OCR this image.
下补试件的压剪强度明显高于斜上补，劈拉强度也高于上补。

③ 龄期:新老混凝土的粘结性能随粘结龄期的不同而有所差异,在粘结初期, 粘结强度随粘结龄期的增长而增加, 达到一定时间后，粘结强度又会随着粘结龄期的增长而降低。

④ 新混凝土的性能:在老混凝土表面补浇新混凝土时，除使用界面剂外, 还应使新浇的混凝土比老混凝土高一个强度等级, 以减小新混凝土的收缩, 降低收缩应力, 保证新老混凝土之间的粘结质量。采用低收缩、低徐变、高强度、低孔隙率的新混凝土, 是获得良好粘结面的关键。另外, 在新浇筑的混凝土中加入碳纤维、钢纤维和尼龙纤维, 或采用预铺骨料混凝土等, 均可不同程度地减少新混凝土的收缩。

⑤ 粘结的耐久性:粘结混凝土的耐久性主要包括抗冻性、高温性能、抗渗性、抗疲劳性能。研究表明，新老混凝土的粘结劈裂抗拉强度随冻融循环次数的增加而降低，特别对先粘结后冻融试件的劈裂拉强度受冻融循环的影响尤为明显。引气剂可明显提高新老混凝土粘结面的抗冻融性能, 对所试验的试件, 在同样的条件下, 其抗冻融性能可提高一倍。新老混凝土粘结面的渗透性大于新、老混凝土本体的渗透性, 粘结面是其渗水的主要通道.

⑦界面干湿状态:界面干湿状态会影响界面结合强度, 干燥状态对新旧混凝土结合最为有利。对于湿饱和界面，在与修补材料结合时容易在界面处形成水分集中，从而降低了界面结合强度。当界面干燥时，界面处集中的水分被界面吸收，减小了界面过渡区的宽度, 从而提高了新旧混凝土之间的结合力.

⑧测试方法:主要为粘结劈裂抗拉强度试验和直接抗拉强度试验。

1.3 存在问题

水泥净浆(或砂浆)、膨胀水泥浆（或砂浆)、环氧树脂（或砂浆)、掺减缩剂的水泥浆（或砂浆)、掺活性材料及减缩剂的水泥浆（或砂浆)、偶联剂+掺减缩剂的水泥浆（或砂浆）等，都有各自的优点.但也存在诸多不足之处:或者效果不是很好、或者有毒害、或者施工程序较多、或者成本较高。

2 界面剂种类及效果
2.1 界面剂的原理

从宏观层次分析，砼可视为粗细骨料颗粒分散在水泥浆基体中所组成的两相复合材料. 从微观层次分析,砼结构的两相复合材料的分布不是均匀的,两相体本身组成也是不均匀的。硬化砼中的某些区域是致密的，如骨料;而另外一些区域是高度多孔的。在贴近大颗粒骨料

────────────────────

● EXERCISE PROMPT
Give back the whole listing exactly as it reads.

● WRITTEN ANSWER
OCR this image.
下补试件的压剪强度明显高于斜上补，劈拉强度也高于上补。

③ 龄期:新老混凝土的粘结性能随粘结龄期的不同而有所差异,在粘结初期, 粘结强度随粘结龄期的增长而增加, 达到一定时间后，粘结强度又会随着粘结龄期的增长而降低。

④ 新混凝土的性能:在老混凝土表面补浇新混凝土时，除使用界面剂外, 还应使新浇的混凝土比老混凝土高一个强度等级, 以减小新混凝土的收缩, 降低收缩应力, 保证新老混凝土之间的粘结质量。采用低收缩、低徐变、高强度、低孔隙率的新混凝土, 是获得良好粘结面的关键。另外, 在新浇筑的混凝土中加入碳纤维、钢纤维和尼龙纤维, 或采用预铺骨料混凝土等, 均可不同程度地减少新混凝土的收缩。

⑤ 粘结的耐久性:粘结混凝土的耐久性主要包括抗冻性、高温性能、抗渗性、抗疲劳性能。研究表明，新老混凝土的粘结劈裂抗拉强度随冻融循环次数的增加而降低，特别对先粘结后冻融试件的劈裂拉强度受冻融循环的影响尤为明显。引气剂可明显提高新老混凝土粘结面的抗冻融性能, 对所试验的试件, 在同样的条件下, 其抗冻融性能可提高一倍。新老混凝土粘结面的渗透性大于新、老混凝土本体的渗透性, 粘结面是其渗水的主要通道.

⑦界面干湿状态:界面干湿状态会影响界面结合强度, 干燥状态对新旧混凝土结合最为有利。对于湿饱和界面，在与修补材料结合时容易在界面处形成水分集中，从而降低了界面结合强度。当界面干燥时，界面处集中的水分被界面吸收，减小了界面过渡区的宽度, 从而提高了新旧混凝土之间的结合力.

⑧测试方法:主要为粘结劈裂抗拉强度试验和直接抗拉强度试验。

1.3 存在问题

水泥净浆(或砂浆)、膨胀水泥浆（或砂浆)、环氧树脂（或砂浆)、掺减缩剂的水泥浆（或砂浆)、掺活性材料及减缩剂的水泥浆（或砂浆)、偶联剂+掺减缩剂的水泥浆（或砂浆）等，都有各自的优点.但也存在诸多不足之处:或者效果不是很好、或者有毒害、或者施工程序较多、或者成本较高。

2 界面剂种类及效果
2.1 界面剂的原理

从宏观层次分析，砼可视为粗细骨料颗粒分散在水泥浆基体中所组成的两相复合材料. 从微观层次分析,砼结构的两相复合材料的分布不是均匀的,两相体本身组成也是不均匀的。硬化砼中的某些区域是致密的，如骨料;而另外一些区域是高度多孔的。在贴近大颗粒骨料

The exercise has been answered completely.